**Untersuchter Text**
Auch Litschauer Landjugend spendet für Tansania
LITSCHAU. 77 Landjugendgruppen aus ganz Niederösterreich stellten das vergangene Arbeitsjahr unter das Motto der Hilfsbereitschaft und sammelten Spenden für ein Schulprojekt in Tansania. Neben dem laufenden Jahresprogramm startete die Landjugend Litschau einen Spendenaufruf für Tansania. Durch die Organisation verschiedener Veranstaltungen konnten 250 Euro gesammelt werden.

Insgesamt kamen durch Niederösterreichs Landjugendgruppen 35.000 Euro zusammen, Landeshauptmann-Stellvertreterin Johanna Mikl-Leitner vergrößerte den Betrag in ihrer Funktion als Parteiobfrau der ÖVP auf 50.000 Euro.

**Zu bearbeitende Aufgaben**
• a. Übernehmen Sie aus dem Bericht über die Tansania-Spenden der Landjugend wortgetreu den Abschnitt von "Auch Litschauer Landjugend" bis "Euro gesammelt werden.".
• b. Schreiben Sie den Bericht über die Tansania-Spenden der Landjugend im Anschluss an seinen letzten Satz weiter.

[Quelldaten]
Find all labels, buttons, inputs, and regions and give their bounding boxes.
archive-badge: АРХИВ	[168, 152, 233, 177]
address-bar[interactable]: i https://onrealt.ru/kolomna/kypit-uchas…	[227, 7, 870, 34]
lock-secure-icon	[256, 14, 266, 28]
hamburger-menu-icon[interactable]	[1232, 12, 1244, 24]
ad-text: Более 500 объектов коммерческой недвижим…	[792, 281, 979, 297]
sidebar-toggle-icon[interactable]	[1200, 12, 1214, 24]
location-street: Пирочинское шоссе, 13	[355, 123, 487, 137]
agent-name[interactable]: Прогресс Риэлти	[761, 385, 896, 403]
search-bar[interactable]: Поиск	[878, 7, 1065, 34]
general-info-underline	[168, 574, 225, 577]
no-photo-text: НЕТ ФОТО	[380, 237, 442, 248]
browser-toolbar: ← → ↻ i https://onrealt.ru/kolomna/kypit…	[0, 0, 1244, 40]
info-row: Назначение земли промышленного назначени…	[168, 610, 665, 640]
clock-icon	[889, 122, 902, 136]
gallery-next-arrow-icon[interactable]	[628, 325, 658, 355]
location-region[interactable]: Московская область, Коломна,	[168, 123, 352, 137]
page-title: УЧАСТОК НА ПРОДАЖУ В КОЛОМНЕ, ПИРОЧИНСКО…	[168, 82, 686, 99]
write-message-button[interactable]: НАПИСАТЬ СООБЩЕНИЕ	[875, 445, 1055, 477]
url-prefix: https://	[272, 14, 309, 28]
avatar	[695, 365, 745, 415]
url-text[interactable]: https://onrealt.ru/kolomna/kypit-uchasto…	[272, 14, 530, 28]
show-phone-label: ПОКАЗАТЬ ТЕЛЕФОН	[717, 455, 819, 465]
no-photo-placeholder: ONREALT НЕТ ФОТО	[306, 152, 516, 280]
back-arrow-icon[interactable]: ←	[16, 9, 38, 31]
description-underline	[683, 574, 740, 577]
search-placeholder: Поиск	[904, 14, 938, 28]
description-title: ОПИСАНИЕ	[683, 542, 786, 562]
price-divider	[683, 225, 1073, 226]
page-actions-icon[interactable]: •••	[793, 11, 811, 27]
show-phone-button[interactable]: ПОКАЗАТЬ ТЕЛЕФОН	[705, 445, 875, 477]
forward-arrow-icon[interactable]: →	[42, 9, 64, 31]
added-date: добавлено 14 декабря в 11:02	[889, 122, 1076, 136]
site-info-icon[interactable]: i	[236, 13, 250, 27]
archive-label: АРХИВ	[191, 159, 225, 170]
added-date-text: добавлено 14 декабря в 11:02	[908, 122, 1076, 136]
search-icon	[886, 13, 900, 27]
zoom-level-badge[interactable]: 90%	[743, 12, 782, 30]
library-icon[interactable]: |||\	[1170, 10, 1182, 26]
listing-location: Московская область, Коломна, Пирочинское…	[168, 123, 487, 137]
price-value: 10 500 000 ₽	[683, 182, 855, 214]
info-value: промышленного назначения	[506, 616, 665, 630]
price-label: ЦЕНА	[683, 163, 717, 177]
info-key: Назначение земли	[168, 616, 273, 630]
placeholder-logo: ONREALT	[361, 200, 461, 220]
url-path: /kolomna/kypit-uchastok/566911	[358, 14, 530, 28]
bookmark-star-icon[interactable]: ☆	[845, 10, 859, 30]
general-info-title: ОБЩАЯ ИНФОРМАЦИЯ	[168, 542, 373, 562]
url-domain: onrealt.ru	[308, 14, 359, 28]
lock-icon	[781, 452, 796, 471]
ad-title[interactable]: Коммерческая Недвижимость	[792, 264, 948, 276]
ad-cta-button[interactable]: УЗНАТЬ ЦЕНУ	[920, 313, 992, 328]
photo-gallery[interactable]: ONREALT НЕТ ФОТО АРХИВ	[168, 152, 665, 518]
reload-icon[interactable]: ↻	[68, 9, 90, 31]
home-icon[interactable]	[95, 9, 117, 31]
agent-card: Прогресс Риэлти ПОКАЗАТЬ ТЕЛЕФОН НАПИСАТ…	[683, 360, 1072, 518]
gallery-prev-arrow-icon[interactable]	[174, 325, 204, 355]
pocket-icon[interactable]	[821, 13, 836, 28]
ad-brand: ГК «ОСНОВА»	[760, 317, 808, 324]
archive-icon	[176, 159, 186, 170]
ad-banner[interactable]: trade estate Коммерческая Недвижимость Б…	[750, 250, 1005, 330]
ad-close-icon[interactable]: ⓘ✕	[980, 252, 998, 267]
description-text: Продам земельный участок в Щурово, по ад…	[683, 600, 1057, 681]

**Erwartete Antworten**
• a.
Auch Litschauer Landjugend spendet für Tansania
LITSCHAU. 77 Landjugendgruppen aus ganz Niederösterreich stellten das vergangene Arbeitsjahr unter das Motto der Hilfsbereitschaft und sammelten Spenden für ein Schulprojekt in Tansania. Neben dem laufenden Jahresprogramm startete die Landjugend Litschau einen Spendenaufruf für Tansania. Durch die Organisation verschiedener Veranstaltungen konnten 250 Euro gesammelt werden.

• b.
Die Initiatorin der Hilfsorganisation Africa Amini Alama, Christine Wallner konnte die Freude über den Geldbetrag nicht verbergen und bedankte sich für das ausdrucksstarke Zeichen der Nächstenliebe.
Schulprojekt kann nun weiter realisiert werden
Die Spenden gehen an die Initiative Africa Amini Alama, eine Hilfsorganisation, die vor allem im Bereich Bildung und Medizin in Tansania tätig wird.
Mit der gesammelten Summe wird, mit Hilfe der einheimischen Massai, eine Schule mit Internat errichtet. Der Bau steht unter der Leitung vonChristine Wallner und ihrer Tochter Cornelia Wallner-Frisee, zwei österreichischen Ärztinnen, und soll die Ausbildung und Zukunft der ärmeren Familien sichern.
Das Spendenprojekt beruht auf einer langjährigen Verbundenheit der Landjugend NÖ mit Tansania. Bereits seit dem Jahr 1948 wurden, in Zusammenarbeit mit Friedrich Walterskirchen, Projekte in die Tat umgesetzt. Nach dem Tod von Walterskirchen wurde die Fortsetzung mit Africa Amini Alama fixiert.